▶ [Task objective] Drop the pictures and repeat the remaining data exactly.

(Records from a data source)
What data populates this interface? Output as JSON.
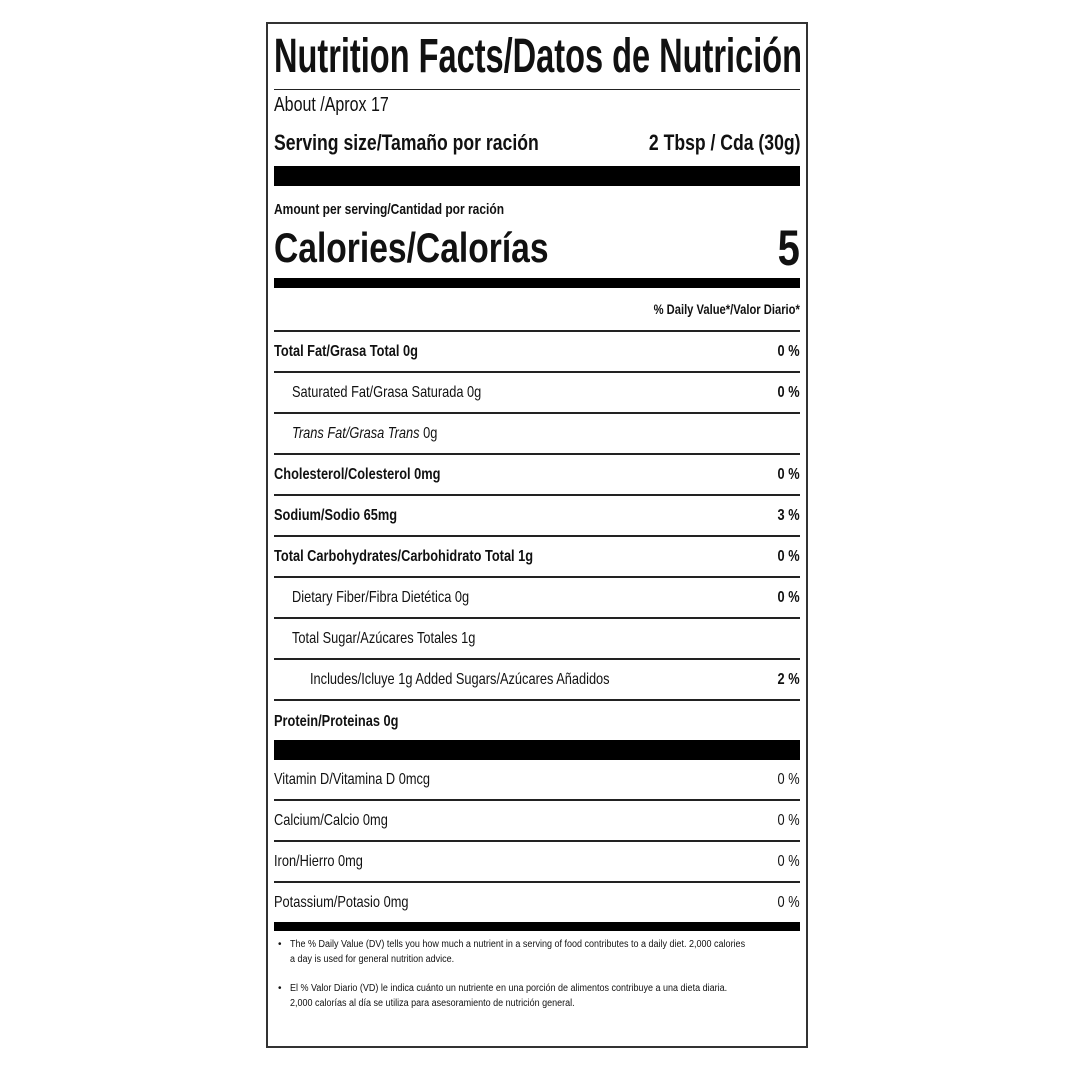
{
  "header": {
    "title": "Nutrition Facts/Datos de Nutrición"
  },
  "serving": {
    "servings": "About /Aprox 17",
    "label": "Serving size/Tamaño por ración",
    "size": "2 Tbsp / Cda (30g)"
  },
  "calories": {
    "amount_label": "Amount per serving/Cantidad por ración",
    "label": "Calories/Calorías",
    "value": 5
  },
  "daily_value_header": "% Daily Value*/Valor Diario*",
  "nutrients": [
    {
      "name": "Total Fat/Grasa Total",
      "amount": "0g",
      "dv": "0 %"
    },
    {
      "name": "Saturated Fat/Grasa Saturada",
      "amount": "0g",
      "dv": "0 %"
    },
    {
      "name": "Trans Fat/Grasa Trans",
      "amount": "0g"
    },
    {
      "name": "Cholesterol/Colesterol",
      "amount": "0mg",
      "dv": "0 %"
    },
    {
      "name": "Sodium/Sodio",
      "amount": "65mg",
      "dv": "3 %"
    },
    {
      "name": "Total Carbohydrates/Carbohidrato Total",
      "amount": "1g",
      "dv": "0 %"
    },
    {
      "name": "Dietary Fiber/Fibra Dietética",
      "amount": "0g",
      "dv": "0 %"
    },
    {
      "name": "Total Sugar/Azúcares Totales",
      "amount": "1g"
    },
    {
      "name": "Includes/Icluye 1g  Added Sugars/Azúcares Añadidos",
      "dv": "2 %"
    },
    {
      "name": "Protein/Proteinas",
      "amount": "0g"
    }
  ],
  "vitamins": [
    {
      "name": "Vitamin D/Vitamina D",
      "amount": "0mcg",
      "dv": "0 %"
    },
    {
      "name": "Calcium/Calcio",
      "amount": "0mg",
      "dv": "0 %"
    },
    {
      "name": "Iron/Hierro",
      "amount": "0mg",
      "dv": "0 %"
    },
    {
      "name": "Potassium/Potasio",
      "amount": "0mg",
      "dv": "0 %"
    }
  ],
  "footnotes": [
    "The % Daily Value (DV) tells you how much a nutrient in a serving of food contributes to a daily diet. 2,000 calories a day is used for general nutrition advice.",
    "El % Valor Diario (VD) le indica cuánto un nutriente en una porción de alimentos contribuye a una dieta diaria. 2,000 calorías al día se utiliza para asesoramiento de nutrición general."
  ]
}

▶ [Answer space]
What data populates this interface? Output as JSON.
{
  "header": {
    "title": "Nutrition Facts/Datos de Nutrición"
  },
  "serving": {
    "servings": "About /Aprox 17",
    "label": "Serving size/Tamaño por ración",
    "size": "2 Tbsp / Cda (30g)"
  },
  "calories": {
    "amount_label": "Amount per serving/Cantidad por ración",
    "label": "Calories/Calorías",
    "value": 5
  },
  "daily_value_header": "% Daily Value*/Valor Diario*",
  "nutrients": [
    {
      "name": "Total Fat/Grasa Total",
      "amount": "0g",
      "dv": "0 %"
    },
    {
      "name": "Saturated Fat/Grasa Saturada",
      "amount": "0g",
      "dv": "0 %"
    },
    {
      "name": "Trans Fat/Grasa Trans",
      "amount": "0g"
    },
    {
      "name": "Cholesterol/Colesterol",
      "amount": "0mg",
      "dv": "0 %"
    },
    {
      "name": "Sodium/Sodio",
      "amount": "65mg",
      "dv": "3 %"
    },
    {
      "name": "Total Carbohydrates/Carbohidrato Total",
      "amount": "1g",
      "dv": "0 %"
    },
    {
      "name": "Dietary Fiber/Fibra Dietética",
      "amount": "0g",
      "dv": "0 %"
    },
    {
      "name": "Total Sugar/Azúcares Totales",
      "amount": "1g"
    },
    {
      "name": "Includes/Icluye 1g  Added Sugars/Azúcares Añadidos",
      "dv": "2 %"
    },
    {
      "name": "Protein/Proteinas",
      "amount": "0g"
    }
  ],
  "vitamins": [
    {
      "name": "Vitamin D/Vitamina D",
      "amount": "0mcg",
      "dv": "0 %"
    },
    {
      "name": "Calcium/Calcio",
      "amount": "0mg",
      "dv": "0 %"
    },
    {
      "name": "Iron/Hierro",
      "amount": "0mg",
      "dv": "0 %"
    },
    {
      "name": "Potassium/Potasio",
      "amount": "0mg",
      "dv": "0 %"
    }
  ],
  "footnotes": [
    "The % Daily Value (DV) tells you how much a nutrient in a serving of food contributes to a daily diet. 2,000 calories a day is used for general nutrition advice.",
    "El % Valor Diario (VD) le indica cuánto un nutriente en una porción de alimentos contribuye a una dieta diaria. 2,000 calorías al día se utiliza para asesoramiento de nutrición general."
  ]
}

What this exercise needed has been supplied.